## What is expected
From the listing below, work out how many lines contain "판단하고". Reply with that number only.

______

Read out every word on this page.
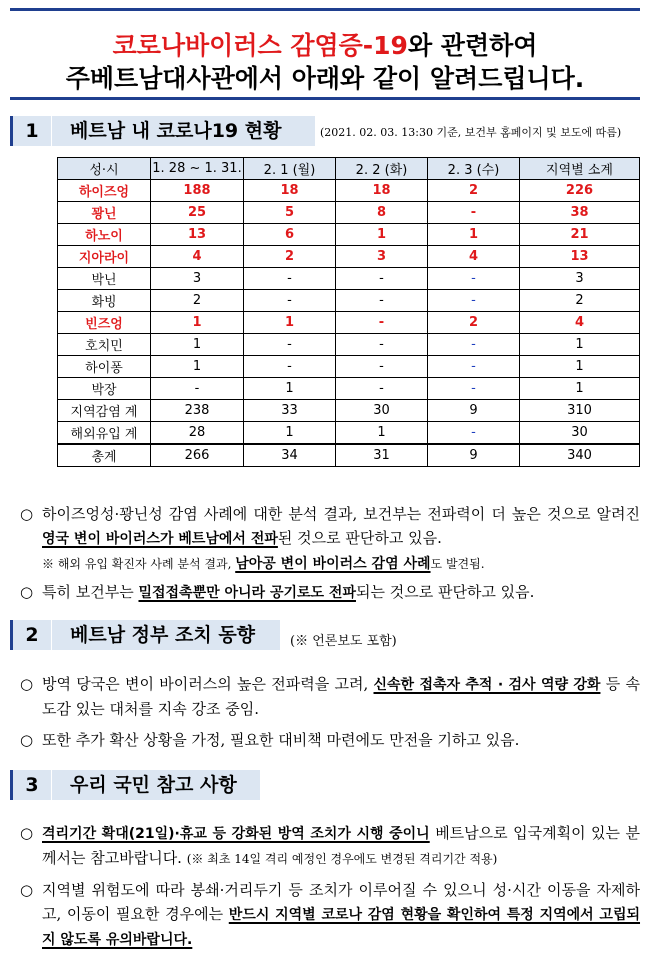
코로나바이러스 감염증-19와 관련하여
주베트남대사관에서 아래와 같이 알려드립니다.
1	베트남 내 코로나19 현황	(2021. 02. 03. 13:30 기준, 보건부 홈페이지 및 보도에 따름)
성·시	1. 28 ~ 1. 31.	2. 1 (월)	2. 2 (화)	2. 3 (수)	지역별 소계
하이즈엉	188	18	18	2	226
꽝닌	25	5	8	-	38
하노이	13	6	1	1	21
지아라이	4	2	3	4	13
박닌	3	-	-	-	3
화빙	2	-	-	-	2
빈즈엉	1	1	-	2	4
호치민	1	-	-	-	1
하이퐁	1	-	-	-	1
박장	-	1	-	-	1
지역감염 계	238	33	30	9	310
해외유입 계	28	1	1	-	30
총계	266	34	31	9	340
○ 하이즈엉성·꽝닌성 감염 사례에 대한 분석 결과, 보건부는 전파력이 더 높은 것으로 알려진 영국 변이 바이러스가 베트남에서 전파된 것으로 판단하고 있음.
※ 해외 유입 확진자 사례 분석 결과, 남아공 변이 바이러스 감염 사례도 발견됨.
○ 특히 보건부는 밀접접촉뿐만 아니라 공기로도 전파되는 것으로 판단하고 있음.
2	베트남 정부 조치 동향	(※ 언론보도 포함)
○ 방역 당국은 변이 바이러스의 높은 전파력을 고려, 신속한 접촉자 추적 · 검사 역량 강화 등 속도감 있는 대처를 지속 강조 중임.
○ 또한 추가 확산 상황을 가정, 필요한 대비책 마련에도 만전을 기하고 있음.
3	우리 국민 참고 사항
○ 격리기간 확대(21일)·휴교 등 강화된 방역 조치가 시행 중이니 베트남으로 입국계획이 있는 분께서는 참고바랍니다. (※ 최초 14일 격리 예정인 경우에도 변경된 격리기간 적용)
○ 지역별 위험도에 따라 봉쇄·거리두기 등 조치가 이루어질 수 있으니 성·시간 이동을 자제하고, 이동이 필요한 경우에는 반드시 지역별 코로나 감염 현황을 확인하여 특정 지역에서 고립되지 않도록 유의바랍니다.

______

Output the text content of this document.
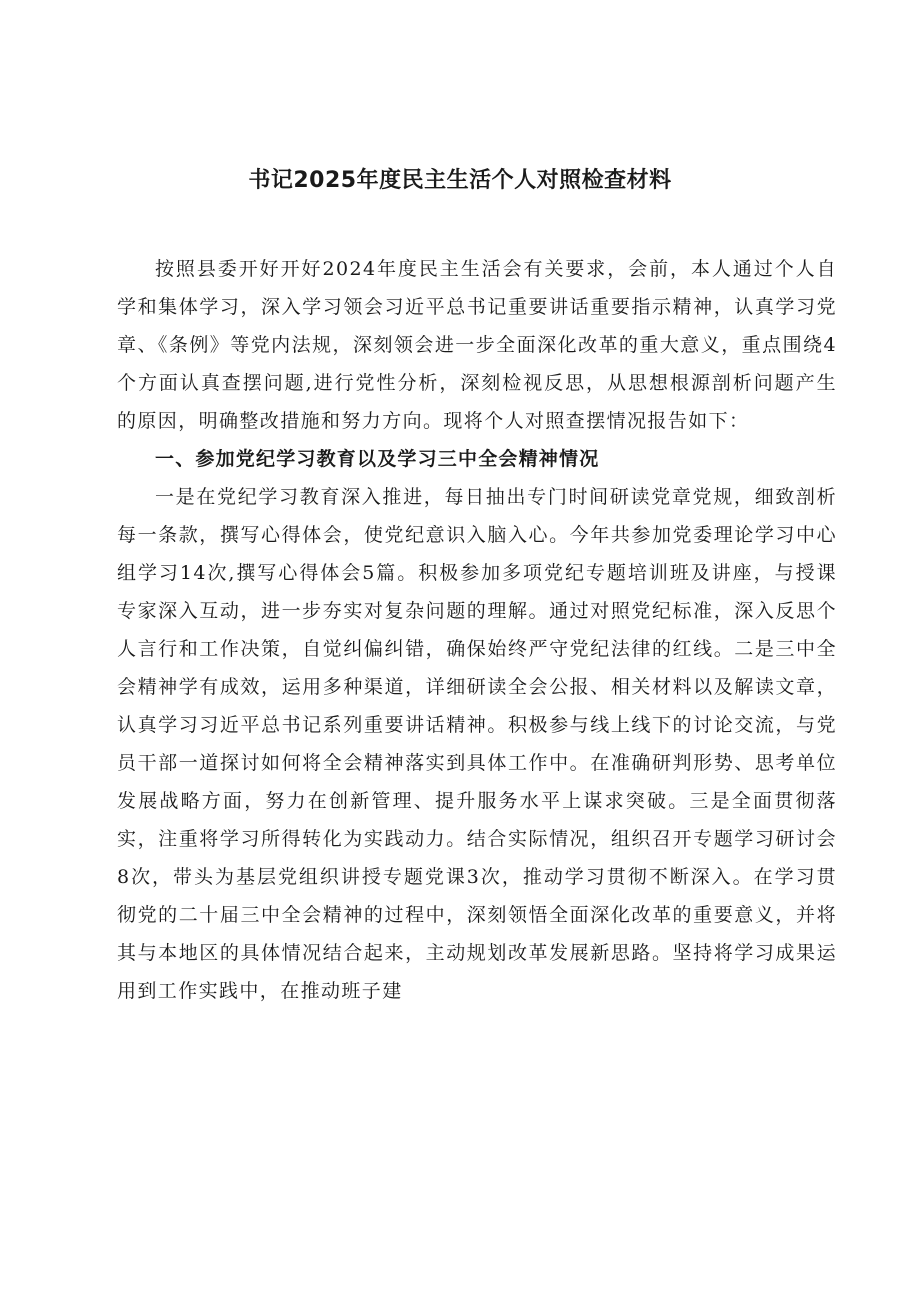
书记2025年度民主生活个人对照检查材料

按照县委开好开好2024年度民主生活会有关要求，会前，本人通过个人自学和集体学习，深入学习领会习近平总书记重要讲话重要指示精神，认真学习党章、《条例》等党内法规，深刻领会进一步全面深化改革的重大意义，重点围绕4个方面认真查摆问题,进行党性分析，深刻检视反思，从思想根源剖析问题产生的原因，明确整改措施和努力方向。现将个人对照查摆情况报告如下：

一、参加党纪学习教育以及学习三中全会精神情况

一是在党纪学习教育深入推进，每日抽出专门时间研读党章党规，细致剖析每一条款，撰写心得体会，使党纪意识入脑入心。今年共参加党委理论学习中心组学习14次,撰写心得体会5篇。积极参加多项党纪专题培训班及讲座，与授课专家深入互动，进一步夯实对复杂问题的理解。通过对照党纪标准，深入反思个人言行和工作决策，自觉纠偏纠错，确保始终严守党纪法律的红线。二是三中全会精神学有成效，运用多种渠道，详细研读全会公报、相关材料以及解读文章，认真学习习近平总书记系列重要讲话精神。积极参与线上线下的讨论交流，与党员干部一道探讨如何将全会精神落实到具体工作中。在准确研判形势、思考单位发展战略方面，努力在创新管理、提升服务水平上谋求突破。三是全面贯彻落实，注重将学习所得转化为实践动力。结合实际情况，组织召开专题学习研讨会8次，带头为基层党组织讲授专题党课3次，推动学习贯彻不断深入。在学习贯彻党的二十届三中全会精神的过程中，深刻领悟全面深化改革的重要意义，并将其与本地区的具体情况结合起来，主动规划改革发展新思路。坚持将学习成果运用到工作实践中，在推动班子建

______

## Answer below
2